» EXERCISE TASK: Check each line of the records for "definitions"; collect those that have it.

[Start RAW RECORDS]

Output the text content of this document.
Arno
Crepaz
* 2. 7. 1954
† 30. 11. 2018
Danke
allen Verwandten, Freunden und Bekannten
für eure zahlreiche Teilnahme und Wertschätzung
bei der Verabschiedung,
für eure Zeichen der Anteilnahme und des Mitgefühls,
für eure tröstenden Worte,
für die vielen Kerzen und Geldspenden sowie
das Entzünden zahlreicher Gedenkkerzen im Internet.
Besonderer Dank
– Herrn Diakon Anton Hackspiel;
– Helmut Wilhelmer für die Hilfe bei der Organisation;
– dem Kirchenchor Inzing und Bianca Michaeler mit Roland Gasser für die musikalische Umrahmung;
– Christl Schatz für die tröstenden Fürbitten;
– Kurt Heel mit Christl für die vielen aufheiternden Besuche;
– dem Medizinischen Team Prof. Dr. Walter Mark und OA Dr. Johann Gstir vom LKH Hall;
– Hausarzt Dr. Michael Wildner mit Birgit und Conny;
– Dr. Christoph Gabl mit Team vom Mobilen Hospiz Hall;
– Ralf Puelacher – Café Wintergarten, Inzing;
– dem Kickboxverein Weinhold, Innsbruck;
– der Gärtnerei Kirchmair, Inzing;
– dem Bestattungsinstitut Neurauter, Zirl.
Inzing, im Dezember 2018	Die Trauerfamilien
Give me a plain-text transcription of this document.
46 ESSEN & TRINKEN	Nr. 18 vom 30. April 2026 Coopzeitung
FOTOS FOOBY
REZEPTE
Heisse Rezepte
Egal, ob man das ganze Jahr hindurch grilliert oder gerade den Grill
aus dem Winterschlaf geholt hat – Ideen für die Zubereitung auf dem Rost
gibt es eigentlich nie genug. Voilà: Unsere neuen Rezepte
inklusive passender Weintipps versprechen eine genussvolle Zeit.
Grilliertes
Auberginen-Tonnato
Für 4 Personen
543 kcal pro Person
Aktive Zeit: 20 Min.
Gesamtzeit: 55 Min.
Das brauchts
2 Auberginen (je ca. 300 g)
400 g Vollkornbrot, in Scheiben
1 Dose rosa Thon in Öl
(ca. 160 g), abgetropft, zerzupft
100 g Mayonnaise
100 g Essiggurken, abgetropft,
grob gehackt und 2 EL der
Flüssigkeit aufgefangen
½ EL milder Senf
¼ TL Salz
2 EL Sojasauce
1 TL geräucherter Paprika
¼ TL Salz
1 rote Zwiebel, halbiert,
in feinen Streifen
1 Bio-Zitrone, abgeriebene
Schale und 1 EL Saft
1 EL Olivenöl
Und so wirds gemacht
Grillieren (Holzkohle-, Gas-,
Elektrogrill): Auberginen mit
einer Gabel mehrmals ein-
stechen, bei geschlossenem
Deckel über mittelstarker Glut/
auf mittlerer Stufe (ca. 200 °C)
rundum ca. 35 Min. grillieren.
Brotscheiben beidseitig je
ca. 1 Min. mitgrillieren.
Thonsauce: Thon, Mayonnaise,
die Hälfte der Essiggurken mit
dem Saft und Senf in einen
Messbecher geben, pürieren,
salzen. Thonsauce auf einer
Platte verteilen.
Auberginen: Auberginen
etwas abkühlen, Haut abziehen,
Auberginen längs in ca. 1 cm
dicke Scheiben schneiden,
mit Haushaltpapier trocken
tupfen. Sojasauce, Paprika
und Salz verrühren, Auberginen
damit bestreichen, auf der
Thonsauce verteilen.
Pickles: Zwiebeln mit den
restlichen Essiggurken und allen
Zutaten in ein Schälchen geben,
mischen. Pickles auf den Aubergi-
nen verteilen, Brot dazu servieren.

[End RAW RECORDS]
[Start RAW RECORDS]

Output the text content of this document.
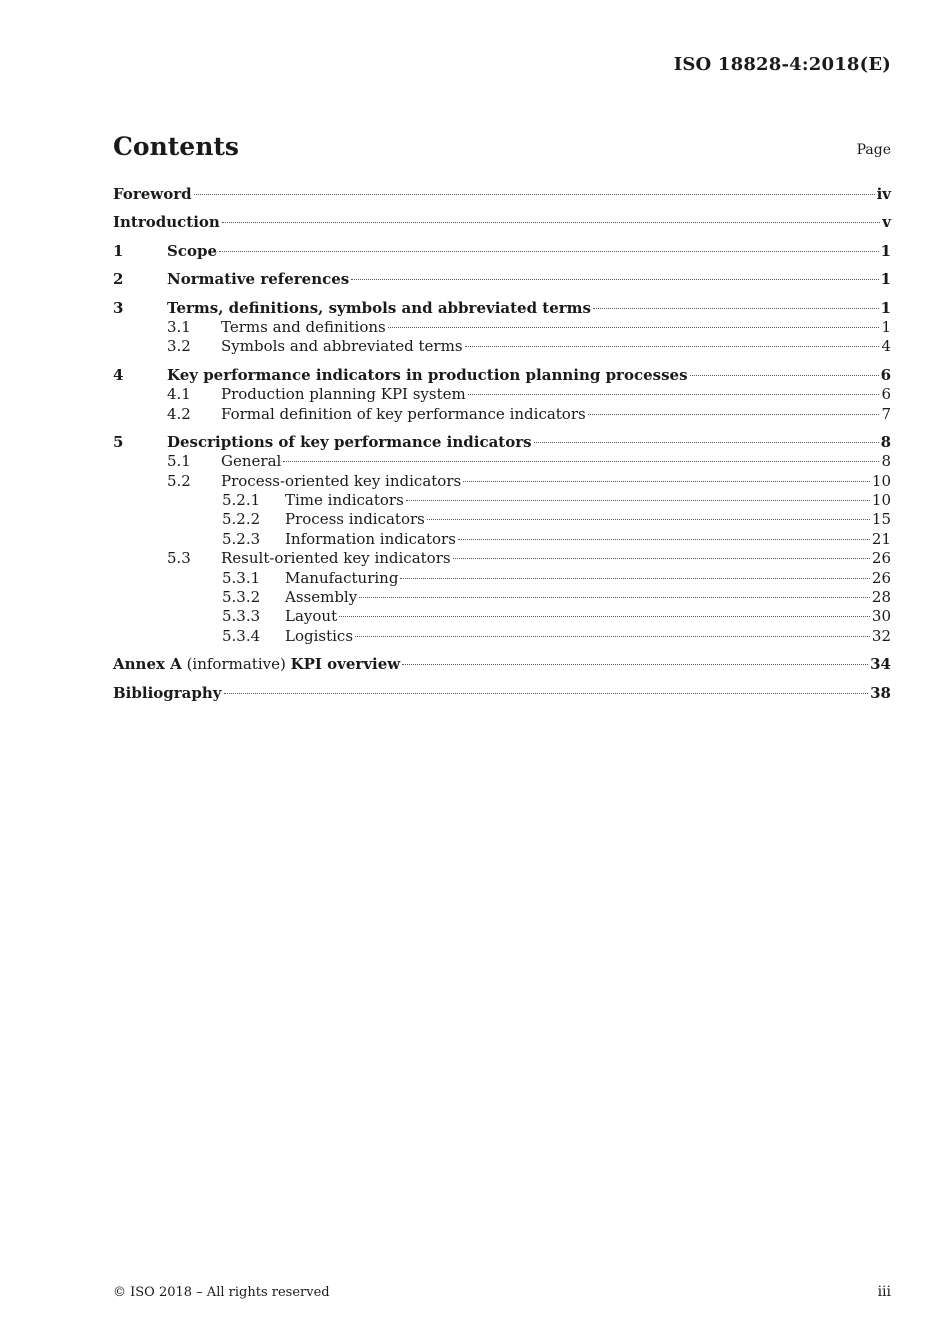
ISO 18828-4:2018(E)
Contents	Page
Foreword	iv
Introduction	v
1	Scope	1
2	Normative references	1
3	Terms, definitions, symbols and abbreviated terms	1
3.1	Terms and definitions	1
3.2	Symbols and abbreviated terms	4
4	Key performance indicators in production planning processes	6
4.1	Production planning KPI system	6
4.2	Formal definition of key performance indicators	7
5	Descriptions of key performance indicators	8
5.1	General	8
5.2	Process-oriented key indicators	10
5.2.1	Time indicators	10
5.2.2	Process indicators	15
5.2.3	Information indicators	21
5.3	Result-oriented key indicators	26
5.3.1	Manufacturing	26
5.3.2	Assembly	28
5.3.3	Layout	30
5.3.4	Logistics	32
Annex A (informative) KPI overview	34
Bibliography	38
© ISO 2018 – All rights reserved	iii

[End RAW RECORDS]

» THE ANSWER:
3	Terms, definitions, symbols and abbreviated terms	1
3.1	Terms and definitions	1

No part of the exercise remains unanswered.